*Stated problem*.
Extract the listing below in full, unchanged.

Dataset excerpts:
━━━━

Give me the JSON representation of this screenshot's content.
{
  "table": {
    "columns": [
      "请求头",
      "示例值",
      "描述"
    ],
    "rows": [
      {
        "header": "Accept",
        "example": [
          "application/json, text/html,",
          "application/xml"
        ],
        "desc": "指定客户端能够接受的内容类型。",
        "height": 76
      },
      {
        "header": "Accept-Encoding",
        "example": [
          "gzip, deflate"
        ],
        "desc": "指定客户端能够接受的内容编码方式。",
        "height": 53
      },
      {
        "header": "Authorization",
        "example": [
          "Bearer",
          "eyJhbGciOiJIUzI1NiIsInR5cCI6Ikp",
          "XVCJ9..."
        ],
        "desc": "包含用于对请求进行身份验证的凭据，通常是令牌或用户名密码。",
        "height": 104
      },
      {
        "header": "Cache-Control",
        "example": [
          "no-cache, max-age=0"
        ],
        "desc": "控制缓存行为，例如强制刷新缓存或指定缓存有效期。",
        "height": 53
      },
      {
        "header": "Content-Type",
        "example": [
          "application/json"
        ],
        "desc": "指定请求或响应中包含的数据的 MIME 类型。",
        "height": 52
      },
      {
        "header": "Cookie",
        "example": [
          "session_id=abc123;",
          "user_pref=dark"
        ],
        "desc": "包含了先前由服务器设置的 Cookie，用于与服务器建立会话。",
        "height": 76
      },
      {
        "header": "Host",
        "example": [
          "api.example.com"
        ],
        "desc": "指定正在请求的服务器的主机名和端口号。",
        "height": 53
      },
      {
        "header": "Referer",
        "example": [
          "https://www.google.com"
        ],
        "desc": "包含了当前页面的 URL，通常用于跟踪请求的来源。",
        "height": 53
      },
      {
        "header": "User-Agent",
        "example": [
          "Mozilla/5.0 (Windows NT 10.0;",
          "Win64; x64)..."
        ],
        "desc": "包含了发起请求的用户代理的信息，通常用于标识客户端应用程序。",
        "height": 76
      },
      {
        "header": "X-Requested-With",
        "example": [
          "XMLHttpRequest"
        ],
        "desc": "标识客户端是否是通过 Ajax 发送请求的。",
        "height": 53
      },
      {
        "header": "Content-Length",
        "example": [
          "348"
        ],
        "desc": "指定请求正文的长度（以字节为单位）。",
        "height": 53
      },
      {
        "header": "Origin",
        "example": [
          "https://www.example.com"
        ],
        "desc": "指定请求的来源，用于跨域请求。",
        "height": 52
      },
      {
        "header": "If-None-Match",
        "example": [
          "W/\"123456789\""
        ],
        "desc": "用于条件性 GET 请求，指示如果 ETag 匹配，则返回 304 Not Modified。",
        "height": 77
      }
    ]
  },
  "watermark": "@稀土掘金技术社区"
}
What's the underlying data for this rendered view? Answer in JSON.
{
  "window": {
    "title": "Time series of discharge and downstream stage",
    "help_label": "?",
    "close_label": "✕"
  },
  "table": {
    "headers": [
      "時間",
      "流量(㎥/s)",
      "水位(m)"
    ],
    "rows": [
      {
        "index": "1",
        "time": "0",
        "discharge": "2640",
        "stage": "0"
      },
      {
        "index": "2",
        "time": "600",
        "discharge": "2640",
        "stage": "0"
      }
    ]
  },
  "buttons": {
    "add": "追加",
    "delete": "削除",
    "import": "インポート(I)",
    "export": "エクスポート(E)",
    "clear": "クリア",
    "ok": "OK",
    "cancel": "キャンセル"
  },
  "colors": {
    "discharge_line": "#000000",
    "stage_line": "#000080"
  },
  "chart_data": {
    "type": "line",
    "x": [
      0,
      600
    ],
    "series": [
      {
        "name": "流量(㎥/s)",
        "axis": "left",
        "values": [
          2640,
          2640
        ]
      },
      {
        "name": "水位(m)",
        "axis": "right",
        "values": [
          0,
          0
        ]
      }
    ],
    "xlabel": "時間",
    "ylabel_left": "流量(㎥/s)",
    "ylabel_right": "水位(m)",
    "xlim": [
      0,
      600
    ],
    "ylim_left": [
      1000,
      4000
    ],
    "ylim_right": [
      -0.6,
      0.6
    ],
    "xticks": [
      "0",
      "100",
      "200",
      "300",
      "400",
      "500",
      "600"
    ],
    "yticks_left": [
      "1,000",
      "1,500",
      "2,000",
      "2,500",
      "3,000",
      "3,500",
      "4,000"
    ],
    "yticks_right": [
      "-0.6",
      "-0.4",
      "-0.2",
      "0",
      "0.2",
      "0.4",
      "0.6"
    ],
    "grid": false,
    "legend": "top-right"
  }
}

━━━━

*Solution*.
Give me the JSON representation of this screenshot's content.
{
  "table": {
    "columns": [
      "请求头",
      "示例值",
      "描述"
    ],
    "rows": [
      {
        "header": "Accept",
        "example": [
          "application/json, text/html,",
          "application/xml"
        ],
        "desc": "指定客户端能够接受的内容类型。",
        "height": 76
      },
      {
        "header": "Accept-Encoding",
        "example": [
          "gzip, deflate"
        ],
        "desc": "指定客户端能够接受的内容编码方式。",
        "height": 53
      },
      {
        "header": "Authorization",
        "example": [
          "Bearer",
          "eyJhbGciOiJIUzI1NiIsInR5cCI6Ikp",
          "XVCJ9..."
        ],
        "desc": "包含用于对请求进行身份验证的凭据，通常是令牌或用户名密码。",
        "height": 104
      },
      {
        "header": "Cache-Control",
        "example": [
          "no-cache, max-age=0"
        ],
        "desc": "控制缓存行为，例如强制刷新缓存或指定缓存有效期。",
        "height": 53
      },
      {
        "header": "Content-Type",
        "example": [
          "application/json"
        ],
        "desc": "指定请求或响应中包含的数据的 MIME 类型。",
        "height": 52
      },
      {
        "header": "Cookie",
        "example": [
          "session_id=abc123;",
          "user_pref=dark"
        ],
        "desc": "包含了先前由服务器设置的 Cookie，用于与服务器建立会话。",
        "height": 76
      },
      {
        "header": "Host",
        "example": [
          "api.example.com"
        ],
        "desc": "指定正在请求的服务器的主机名和端口号。",
        "height": 53
      },
      {
        "header": "Referer",
        "example": [
          "https://www.google.com"
        ],
        "desc": "包含了当前页面的 URL，通常用于跟踪请求的来源。",
        "height": 53
      },
      {
        "header": "User-Agent",
        "example": [
          "Mozilla/5.0 (Windows NT 10.0;",
          "Win64; x64)..."
        ],
        "desc": "包含了发起请求的用户代理的信息，通常用于标识客户端应用程序。",
        "height": 76
      },
      {
        "header": "X-Requested-With",
        "example": [
          "XMLHttpRequest"
        ],
        "desc": "标识客户端是否是通过 Ajax 发送请求的。",
        "height": 53
      },
      {
        "header": "Content-Length",
        "example": [
          "348"
        ],
        "desc": "指定请求正文的长度（以字节为单位）。",
        "height": 53
      },
      {
        "header": "Origin",
        "example": [
          "https://www.example.com"
        ],
        "desc": "指定请求的来源，用于跨域请求。",
        "height": 52
      },
      {
        "header": "If-None-Match",
        "example": [
          "W/\"123456789\""
        ],
        "desc": "用于条件性 GET 请求，指示如果 ETag 匹配，则返回 304 Not Modified。",
        "height": 77
      }
    ]
  },
  "watermark": "@稀土掘金技术社区"
}
What's the underlying data for this rendered view? Answer in JSON.
{
  "window": {
    "title": "Time series of discharge and downstream stage",
    "help_label": "?",
    "close_label": "✕"
  },
  "table": {
    "headers": [
      "時間",
      "流量(㎥/s)",
      "水位(m)"
    ],
    "rows": [
      {
        "index": "1",
        "time": "0",
        "discharge": "2640",
        "stage": "0"
      },
      {
        "index": "2",
        "time": "600",
        "discharge": "2640",
        "stage": "0"
      }
    ]
  },
  "buttons": {
    "add": "追加",
    "delete": "削除",
    "import": "インポート(I)",
    "export": "エクスポート(E)",
    "clear": "クリア",
    "ok": "OK",
    "cancel": "キャンセル"
  },
  "colors": {
    "discharge_line": "#000000",
    "stage_line": "#000080"
  },
  "chart_data": {
    "type": "line",
    "x": [
      0,
      600
    ],
    "series": [
      {
        "name": "流量(㎥/s)",
        "axis": "left",
        "values": [
          2640,
          2640
        ]
      },
      {
        "name": "水位(m)",
        "axis": "right",
        "values": [
          0,
          0
        ]
      }
    ],
    "xlabel": "時間",
    "ylabel_left": "流量(㎥/s)",
    "ylabel_right": "水位(m)",
    "xlim": [
      0,
      600
    ],
    "ylim_left": [
      1000,
      4000
    ],
    "ylim_right": [
      -0.6,
      0.6
    ],
    "xticks": [
      "0",
      "100",
      "200",
      "300",
      "400",
      "500",
      "600"
    ],
    "yticks_left": [
      "1,000",
      "1,500",
      "2,000",
      "2,500",
      "3,000",
      "3,500",
      "4,000"
    ],
    "yticks_right": [
      "-0.6",
      "-0.4",
      "-0.2",
      "0",
      "0.2",
      "0.4",
      "0.6"
    ],
    "grid": false,
    "legend": "top-right"
  }
}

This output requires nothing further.